**DIRECTIONS**:
Provide an exact transcription of all the records.
## begin
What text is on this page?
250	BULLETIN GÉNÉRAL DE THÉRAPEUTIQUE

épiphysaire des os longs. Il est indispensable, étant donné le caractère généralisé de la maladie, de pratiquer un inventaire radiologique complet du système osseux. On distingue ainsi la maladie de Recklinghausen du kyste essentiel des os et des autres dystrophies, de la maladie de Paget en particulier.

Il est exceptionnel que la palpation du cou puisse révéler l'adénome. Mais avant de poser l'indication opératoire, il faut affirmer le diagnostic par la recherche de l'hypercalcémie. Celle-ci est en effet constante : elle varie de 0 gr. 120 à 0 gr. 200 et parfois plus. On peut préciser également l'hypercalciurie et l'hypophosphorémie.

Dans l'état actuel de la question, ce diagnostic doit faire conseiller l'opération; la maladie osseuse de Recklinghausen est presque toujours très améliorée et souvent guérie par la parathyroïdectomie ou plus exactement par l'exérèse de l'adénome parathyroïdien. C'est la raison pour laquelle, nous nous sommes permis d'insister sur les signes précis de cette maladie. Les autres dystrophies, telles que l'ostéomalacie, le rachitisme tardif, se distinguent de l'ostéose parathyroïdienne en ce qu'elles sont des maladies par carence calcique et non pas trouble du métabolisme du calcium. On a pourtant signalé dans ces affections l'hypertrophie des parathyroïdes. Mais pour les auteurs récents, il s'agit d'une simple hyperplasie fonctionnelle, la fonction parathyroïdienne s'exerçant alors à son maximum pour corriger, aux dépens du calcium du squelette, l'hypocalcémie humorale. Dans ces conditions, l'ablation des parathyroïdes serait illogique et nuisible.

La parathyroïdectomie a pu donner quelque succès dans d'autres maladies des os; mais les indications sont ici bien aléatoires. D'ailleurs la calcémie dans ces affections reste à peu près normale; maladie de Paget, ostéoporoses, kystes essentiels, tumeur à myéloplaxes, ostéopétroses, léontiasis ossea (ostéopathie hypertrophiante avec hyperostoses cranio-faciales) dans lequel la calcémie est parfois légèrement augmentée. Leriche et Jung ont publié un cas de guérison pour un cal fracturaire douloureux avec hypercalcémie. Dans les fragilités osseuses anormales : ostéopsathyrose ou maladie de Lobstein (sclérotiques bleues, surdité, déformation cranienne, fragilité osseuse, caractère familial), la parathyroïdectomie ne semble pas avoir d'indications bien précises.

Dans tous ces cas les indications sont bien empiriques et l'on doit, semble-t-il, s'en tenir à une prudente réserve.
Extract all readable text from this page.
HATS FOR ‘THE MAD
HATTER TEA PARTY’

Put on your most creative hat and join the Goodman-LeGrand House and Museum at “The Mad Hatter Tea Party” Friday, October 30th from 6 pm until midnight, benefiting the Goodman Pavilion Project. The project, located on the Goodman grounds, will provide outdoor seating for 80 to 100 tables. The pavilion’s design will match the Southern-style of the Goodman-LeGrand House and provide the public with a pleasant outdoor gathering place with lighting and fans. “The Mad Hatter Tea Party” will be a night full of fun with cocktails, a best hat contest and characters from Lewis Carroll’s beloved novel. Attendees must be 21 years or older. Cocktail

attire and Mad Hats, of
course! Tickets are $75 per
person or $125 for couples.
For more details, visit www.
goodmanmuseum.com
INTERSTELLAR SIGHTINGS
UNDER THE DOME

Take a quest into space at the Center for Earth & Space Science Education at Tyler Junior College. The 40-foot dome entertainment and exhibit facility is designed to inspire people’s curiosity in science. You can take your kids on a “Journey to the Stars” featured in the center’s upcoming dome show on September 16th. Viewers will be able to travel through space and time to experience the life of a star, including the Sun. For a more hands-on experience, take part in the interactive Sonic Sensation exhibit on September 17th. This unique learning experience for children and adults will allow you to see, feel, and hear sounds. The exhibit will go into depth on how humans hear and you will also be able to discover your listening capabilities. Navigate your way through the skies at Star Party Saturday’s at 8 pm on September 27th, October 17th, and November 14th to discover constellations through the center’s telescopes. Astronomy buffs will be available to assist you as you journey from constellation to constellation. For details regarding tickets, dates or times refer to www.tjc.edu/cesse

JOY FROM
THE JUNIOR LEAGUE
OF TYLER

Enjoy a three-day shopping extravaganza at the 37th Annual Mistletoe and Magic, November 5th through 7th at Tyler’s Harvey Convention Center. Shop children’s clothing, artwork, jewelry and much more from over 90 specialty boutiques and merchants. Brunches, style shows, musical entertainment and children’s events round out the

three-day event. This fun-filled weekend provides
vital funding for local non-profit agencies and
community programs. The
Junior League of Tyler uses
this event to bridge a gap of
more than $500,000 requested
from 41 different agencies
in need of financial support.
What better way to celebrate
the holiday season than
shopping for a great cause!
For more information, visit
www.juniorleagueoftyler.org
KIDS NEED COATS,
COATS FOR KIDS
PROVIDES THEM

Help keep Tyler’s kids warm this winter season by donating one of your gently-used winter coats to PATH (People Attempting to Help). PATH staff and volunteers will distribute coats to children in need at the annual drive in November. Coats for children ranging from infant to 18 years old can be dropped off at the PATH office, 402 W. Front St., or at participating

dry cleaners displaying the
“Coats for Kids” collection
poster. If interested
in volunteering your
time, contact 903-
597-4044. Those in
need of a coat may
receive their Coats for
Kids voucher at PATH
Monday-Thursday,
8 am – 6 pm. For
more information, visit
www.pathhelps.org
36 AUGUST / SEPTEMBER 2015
## end
**EXERCISE OUTPUT**:
What text is on this page?
250	BULLETIN GÉNÉRAL DE THÉRAPEUTIQUE

épiphysaire des os longs. Il est indispensable, étant donné le caractère généralisé de la maladie, de pratiquer un inventaire radiologique complet du système osseux. On distingue ainsi la maladie de Recklinghausen du kyste essentiel des os et des autres dystrophies, de la maladie de Paget en particulier.

Il est exceptionnel que la palpation du cou puisse révéler l'adénome. Mais avant de poser l'indication opératoire, il faut affirmer le diagnostic par la recherche de l'hypercalcémie. Celle-ci est en effet constante : elle varie de 0 gr. 120 à 0 gr. 200 et parfois plus. On peut préciser également l'hypercalciurie et l'hypophosphorémie.

Dans l'état actuel de la question, ce diagnostic doit faire conseiller l'opération; la maladie osseuse de Recklinghausen est presque toujours très améliorée et souvent guérie par la parathyroïdectomie ou plus exactement par l'exérèse de l'adénome parathyroïdien. C'est la raison pour laquelle, nous nous sommes permis d'insister sur les signes précis de cette maladie. Les autres dystrophies, telles que l'ostéomalacie, le rachitisme tardif, se distinguent de l'ostéose parathyroïdienne en ce qu'elles sont des maladies par carence calcique et non pas trouble du métabolisme du calcium. On a pourtant signalé dans ces affections l'hypertrophie des parathyroïdes. Mais pour les auteurs récents, il s'agit d'une simple hyperplasie fonctionnelle, la fonction parathyroïdienne s'exerçant alors à son maximum pour corriger, aux dépens du calcium du squelette, l'hypocalcémie humorale. Dans ces conditions, l'ablation des parathyroïdes serait illogique et nuisible.

La parathyroïdectomie a pu donner quelque succès dans d'autres maladies des os; mais les indications sont ici bien aléatoires. D'ailleurs la calcémie dans ces affections reste à peu près normale; maladie de Paget, ostéoporoses, kystes essentiels, tumeur à myéloplaxes, ostéopétroses, léontiasis ossea (ostéopathie hypertrophiante avec hyperostoses cranio-faciales) dans lequel la calcémie est parfois légèrement augmentée. Leriche et Jung ont publié un cas de guérison pour un cal fracturaire douloureux avec hypercalcémie. Dans les fragilités osseuses anormales : ostéopsathyrose ou maladie de Lobstein (sclérotiques bleues, surdité, déformation cranienne, fragilité osseuse, caractère familial), la parathyroïdectomie ne semble pas avoir d'indications bien précises.

Dans tous ces cas les indications sont bien empiriques et l'on doit, semble-t-il, s'en tenir à une prudente réserve.
Extract all readable text from this page.
HATS FOR ‘THE MAD
HATTER TEA PARTY’

Put on your most creative hat and join the Goodman-LeGrand House and Museum at “The Mad Hatter Tea Party” Friday, October 30th from 6 pm until midnight, benefiting the Goodman Pavilion Project. The project, located on the Goodman grounds, will provide outdoor seating for 80 to 100 tables. The pavilion’s design will match the Southern-style of the Goodman-LeGrand House and provide the public with a pleasant outdoor gathering place with lighting and fans. “The Mad Hatter Tea Party” will be a night full of fun with cocktails, a best hat contest and characters from Lewis Carroll’s beloved novel. Attendees must be 21 years or older. Cocktail

attire and Mad Hats, of
course! Tickets are $75 per
person or $125 for couples.
For more details, visit www.
goodmanmuseum.com
INTERSTELLAR SIGHTINGS
UNDER THE DOME

Take a quest into space at the Center for Earth & Space Science Education at Tyler Junior College. The 40-foot dome entertainment and exhibit facility is designed to inspire people’s curiosity in science. You can take your kids on a “Journey to the Stars” featured in the center’s upcoming dome show on September 16th. Viewers will be able to travel through space and time to experience the life of a star, including the Sun. For a more hands-on experience, take part in the interactive Sonic Sensation exhibit on September 17th. This unique learning experience for children and adults will allow you to see, feel, and hear sounds. The exhibit will go into depth on how humans hear and you will also be able to discover your listening capabilities. Navigate your way through the skies at Star Party Saturday’s at 8 pm on September 27th, October 17th, and November 14th to discover constellations through the center’s telescopes. Astronomy buffs will be available to assist you as you journey from constellation to constellation. For details regarding tickets, dates or times refer to www.tjc.edu/cesse

JOY FROM
THE JUNIOR LEAGUE
OF TYLER

Enjoy a three-day shopping extravaganza at the 37th Annual Mistletoe and Magic, November 5th through 7th at Tyler’s Harvey Convention Center. Shop children’s clothing, artwork, jewelry and much more from over 90 specialty boutiques and merchants. Brunches, style shows, musical entertainment and children’s events round out the

three-day event. This fun-filled weekend provides
vital funding for local non-profit agencies and
community programs. The
Junior League of Tyler uses
this event to bridge a gap of
more than $500,000 requested
from 41 different agencies
in need of financial support.
What better way to celebrate
the holiday season than
shopping for a great cause!
For more information, visit
www.juniorleagueoftyler.org
KIDS NEED COATS,
COATS FOR KIDS
PROVIDES THEM

Help keep Tyler’s kids warm this winter season by donating one of your gently-used winter coats to PATH (People Attempting to Help). PATH staff and volunteers will distribute coats to children in need at the annual drive in November. Coats for children ranging from infant to 18 years old can be dropped off at the PATH office, 402 W. Front St., or at participating

dry cleaners displaying the
“Coats for Kids” collection
poster. If interested
in volunteering your
time, contact 903-
597-4044. Those in
need of a coat may
receive their Coats for
Kids voucher at PATH
Monday-Thursday,
8 am – 6 pm. For
more information, visit
www.pathhelps.org
36 AUGUST / SEPTEMBER 2015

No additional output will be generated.